Data:
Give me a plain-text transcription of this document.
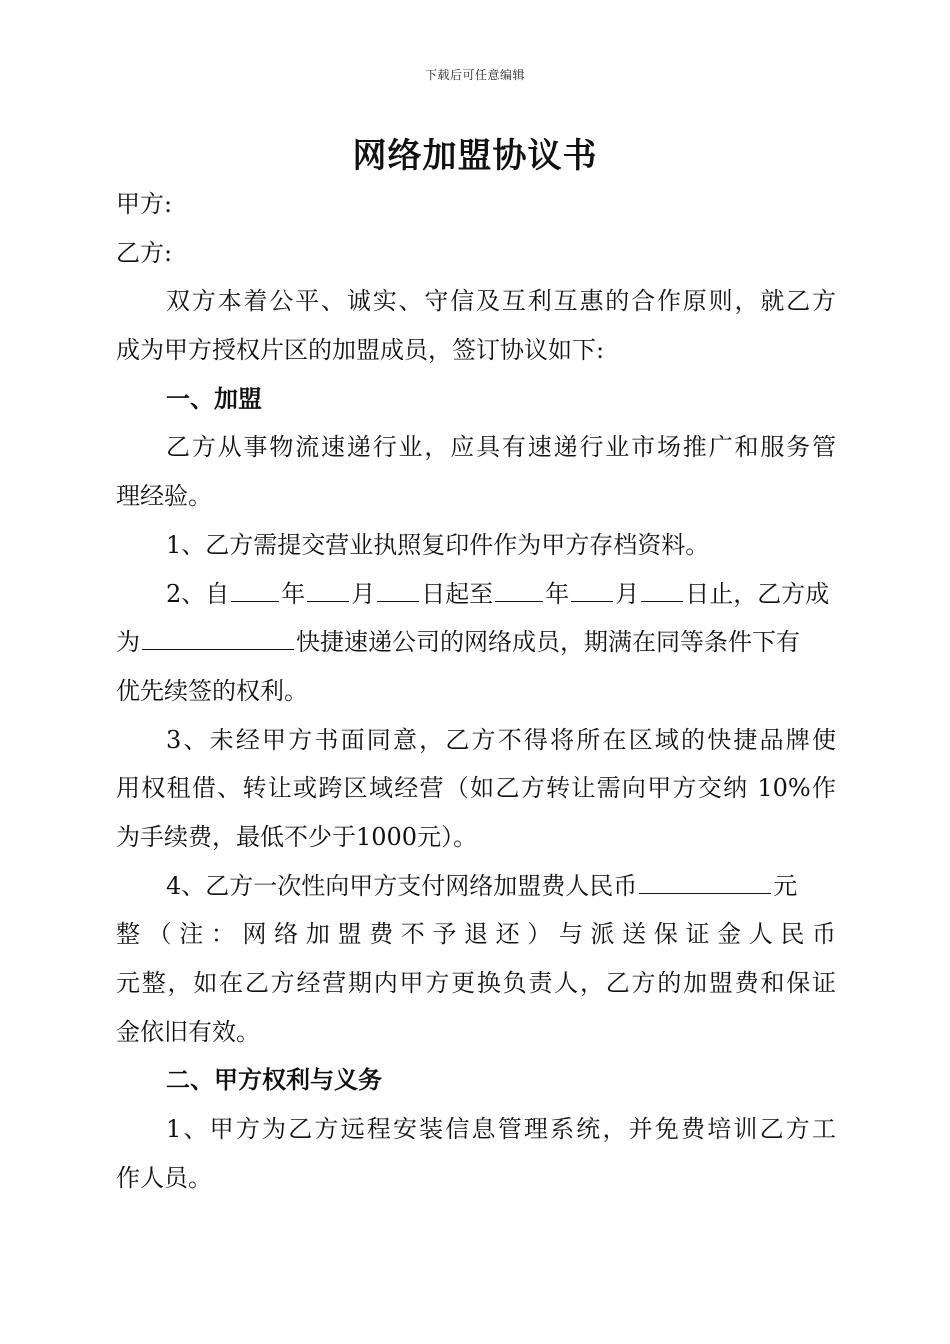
下载后可任意编辑
网络加盟协议书
甲方:
乙方:
双方本着公平、诚实、守信及互利互惠的合作原则，就乙方
成为甲方授权片区的加盟成员，签订协议如下:
一、加盟
乙方从事物流速递行业，应具有速递行业市场推广和服务管
理经验。
1、乙方需提交营业执照复印件作为甲方存档资料。
2、自 年 月 日起至 年 月 日止，乙方成
为	快捷速递公司的网络成员，期满在同等条件下有
优先续签的权利。
3、未经甲方书面同意，乙方不得将所在区域的快捷品牌使
用权租借、转让或跨区域经营（如乙方转让需向甲方交纳 10%作
为手续费，最低不少于1000元）。
4、乙方一次性向甲方支付网络加盟费人民币	元
整（注：网络加盟费不予退还）与派送保证金人民币
元整，如在乙方经营期内甲方更换负责人，乙方的加盟费和保证
金依旧有效。
二、甲方权利与义务
1、甲方为乙方远程安装信息管理系统，并免费培训乙方工
作人员。
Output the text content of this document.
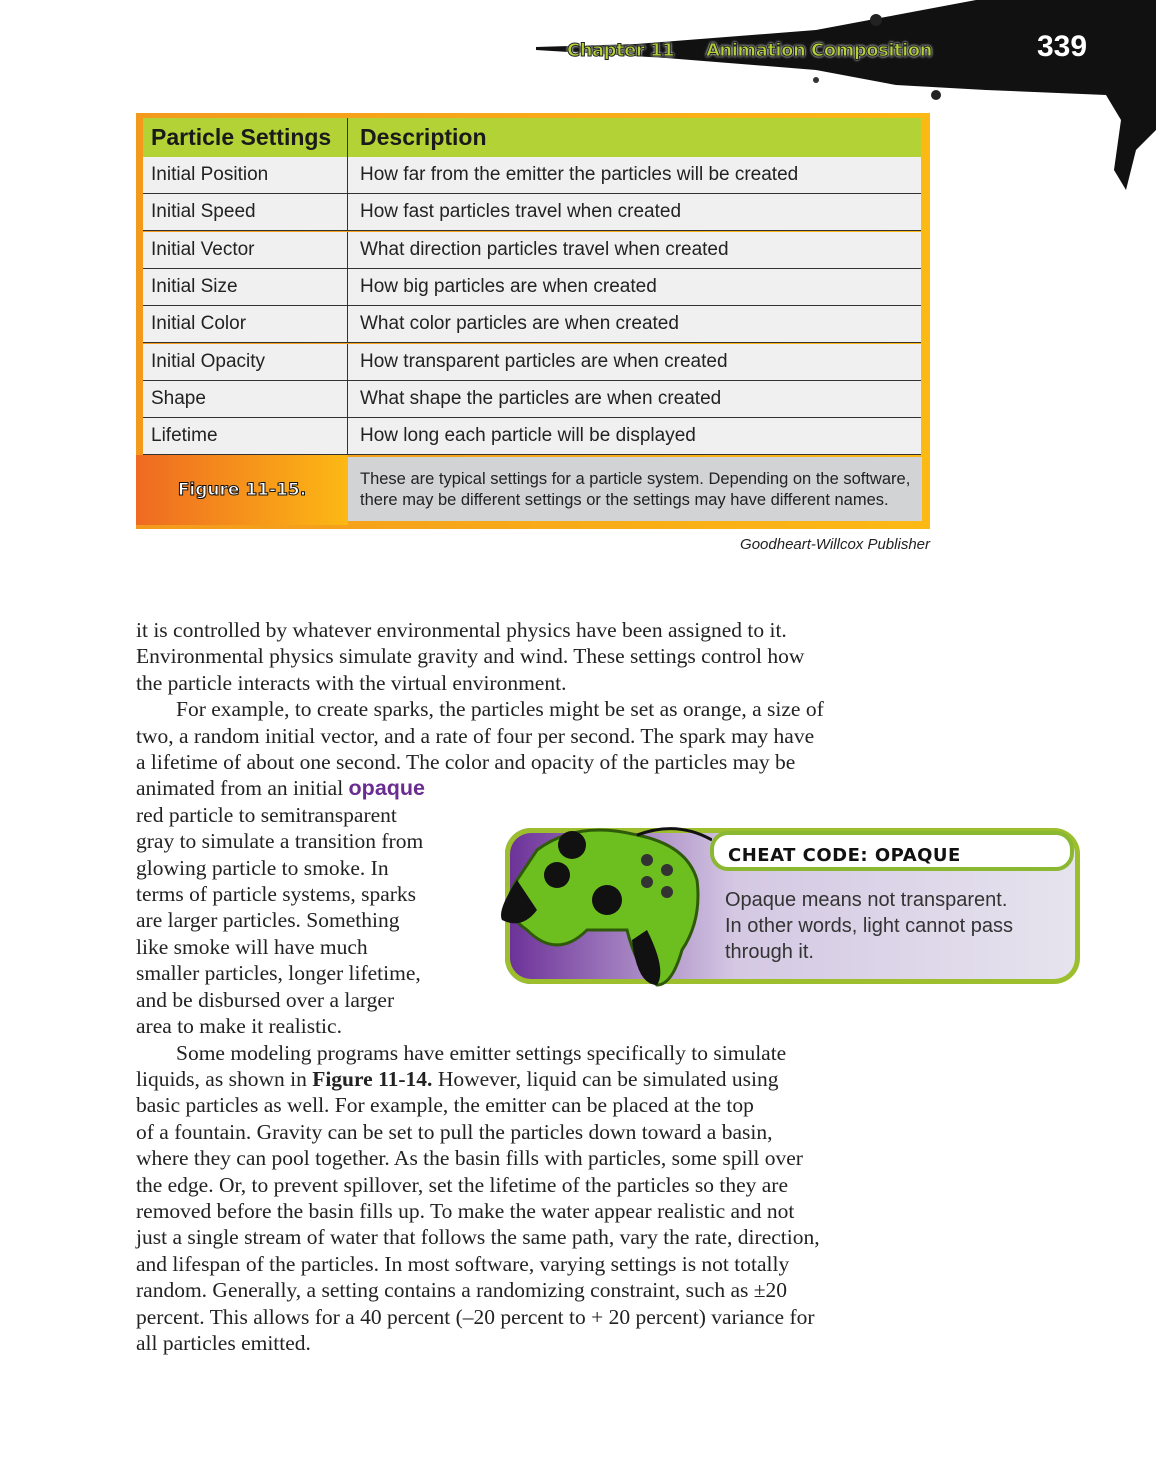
Chapter 11 Animation Composition	339
Particle Settings	Description
Initial Position	How far from the emitter the particles will be created
Initial Speed	How fast particles travel when created
Initial Vector	What direction particles travel when created
Initial Size	How big particles are when created
Initial Color	What color particles are when created
Initial Opacity	How transparent particles are when created
Shape	What shape the particles are when created
Lifetime	How long each particle will be displayed
Figure 11-15.
These are typical settings for a particle system. Depending on the software,
there may be different settings or the settings may have different names.
Goodheart-Willcox Publisher
it is controlled by whatever environmental physics have been assigned to it.
Environmental physics simulate gravity and wind. These settings control how
the particle interacts with the virtual environment.
For example, to create sparks, the particles might be set as orange, a size of
two, a random initial vector, and a rate of four per second. The spark may have
a lifetime of about one second. The color and opacity of the particles may be
animated from an initial opaque
red particle to semitransparent
gray to simulate a transition from
glowing particle to smoke. In
terms of particle systems, sparks
are larger particles. Something
like smoke will have much
smaller particles, longer lifetime,
and be disbursed over a larger
area to make it realistic.
Some modeling programs have emitter settings specifically to simulate
liquids, as shown in Figure 11-14. However, liquid can be simulated using
basic particles as well. For example, the emitter can be placed at the top
of a fountain. Gravity can be set to pull the particles down toward a basin,
where they can pool together. As the basin fills with particles, some spill over
the edge. Or, to prevent spillover, set the lifetime of the particles so they are
removed before the basin fills up. To make the water appear realistic and not
just a single stream of water that follows the same path, vary the rate, direction,
and lifespan of the particles. In most software, varying settings is not totally
random. Generally, a setting contains a randomizing constraint, such as ±20
percent. This allows for a 40 percent (–20 percent to + 20 percent) variance for
all particles emitted.
CHEAT CODE: OPAQUE
Opaque means not transparent.
In other words, light cannot pass
through it.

Work required: Leave the images out, please, and restate each line word for word.

Exercise response:
Give me a plain-text transcription of this document.
下载后可任意编辑
网络加盟协议书
甲方:
乙方:
双方本着公平、诚实、守信及互利互惠的合作原则，就乙方
成为甲方授权片区的加盟成员，签订协议如下:
一、加盟
乙方从事物流速递行业，应具有速递行业市场推广和服务管
理经验。
1、乙方需提交营业执照复印件作为甲方存档资料。
2、自 年 月 日起至 年 月 日止，乙方成
为	快捷速递公司的网络成员，期满在同等条件下有
优先续签的权利。
3、未经甲方书面同意，乙方不得将所在区域的快捷品牌使
用权租借、转让或跨区域经营（如乙方转让需向甲方交纳 10%作
为手续费，最低不少于1000元）。
4、乙方一次性向甲方支付网络加盟费人民币	元
整（注：网络加盟费不予退还）与派送保证金人民币
元整，如在乙方经营期内甲方更换负责人，乙方的加盟费和保证
金依旧有效。
二、甲方权利与义务
1、甲方为乙方远程安装信息管理系统，并免费培训乙方工
作人员。
Output the text content of this document.
Chapter 11 Animation Composition	339
Particle Settings	Description
Initial Position	How far from the emitter the particles will be created
Initial Speed	How fast particles travel when created
Initial Vector	What direction particles travel when created
Initial Size	How big particles are when created
Initial Color	What color particles are when created
Initial Opacity	How transparent particles are when created
Shape	What shape the particles are when created
Lifetime	How long each particle will be displayed
Figure 11-15.
These are typical settings for a particle system. Depending on the software,
there may be different settings or the settings may have different names.
Goodheart-Willcox Publisher
it is controlled by whatever environmental physics have been assigned to it.
Environmental physics simulate gravity and wind. These settings control how
the particle interacts with the virtual environment.
For example, to create sparks, the particles might be set as orange, a size of
two, a random initial vector, and a rate of four per second. The spark may have
a lifetime of about one second. The color and opacity of the particles may be
animated from an initial opaque
red particle to semitransparent
gray to simulate a transition from
glowing particle to smoke. In
terms of particle systems, sparks
are larger particles. Something
like smoke will have much
smaller particles, longer lifetime,
and be disbursed over a larger
area to make it realistic.
Some modeling programs have emitter settings specifically to simulate
liquids, as shown in Figure 11-14. However, liquid can be simulated using
basic particles as well. For example, the emitter can be placed at the top
of a fountain. Gravity can be set to pull the particles down toward a basin,
where they can pool together. As the basin fills with particles, some spill over
the edge. Or, to prevent spillover, set the lifetime of the particles so they are
removed before the basin fills up. To make the water appear realistic and not
just a single stream of water that follows the same path, vary the rate, direction,
and lifespan of the particles. In most software, varying settings is not totally
random. Generally, a setting contains a randomizing constraint, such as ±20
percent. This allows for a 40 percent (–20 percent to + 20 percent) variance for
all particles emitted.
CHEAT CODE: OPAQUE
Opaque means not transparent.
In other words, light cannot pass
through it.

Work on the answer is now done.